##### Excerpted records

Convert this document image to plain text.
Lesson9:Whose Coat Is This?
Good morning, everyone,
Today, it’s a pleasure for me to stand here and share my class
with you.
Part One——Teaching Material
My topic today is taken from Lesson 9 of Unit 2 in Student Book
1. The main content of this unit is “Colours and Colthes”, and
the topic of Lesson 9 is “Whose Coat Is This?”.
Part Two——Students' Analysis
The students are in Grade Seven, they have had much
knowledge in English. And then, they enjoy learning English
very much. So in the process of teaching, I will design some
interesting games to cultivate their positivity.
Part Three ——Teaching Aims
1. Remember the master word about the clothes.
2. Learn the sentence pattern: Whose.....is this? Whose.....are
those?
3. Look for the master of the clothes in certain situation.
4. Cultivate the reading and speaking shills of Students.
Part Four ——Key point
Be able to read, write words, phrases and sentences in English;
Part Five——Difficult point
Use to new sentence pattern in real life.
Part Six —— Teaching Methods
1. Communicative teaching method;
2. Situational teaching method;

##########

▸ **What needs to be done**
The listing above must be transcribed exactly, line by line.

▸ **Problem solution**
Convert this document image to plain text.
Lesson9:Whose Coat Is This?
Good morning, everyone,
Today, it’s a pleasure for me to stand here and share my class
with you.
Part One——Teaching Material
My topic today is taken from Lesson 9 of Unit 2 in Student Book
1. The main content of this unit is “Colours and Colthes”, and
the topic of Lesson 9 is “Whose Coat Is This?”.
Part Two——Students' Analysis
The students are in Grade Seven, they have had much
knowledge in English. And then, they enjoy learning English
very much. So in the process of teaching, I will design some
interesting games to cultivate their positivity.
Part Three ——Teaching Aims
1. Remember the master word about the clothes.
2. Learn the sentence pattern: Whose.....is this? Whose.....are
those?
3. Look for the master of the clothes in certain situation.
4. Cultivate the reading and speaking shills of Students.
Part Four ——Key point
Be able to read, write words, phrases and sentences in English;
Part Five——Difficult point
Use to new sentence pattern in real life.
Part Six —— Teaching Methods
1. Communicative teaching method;
2. Situational teaching method;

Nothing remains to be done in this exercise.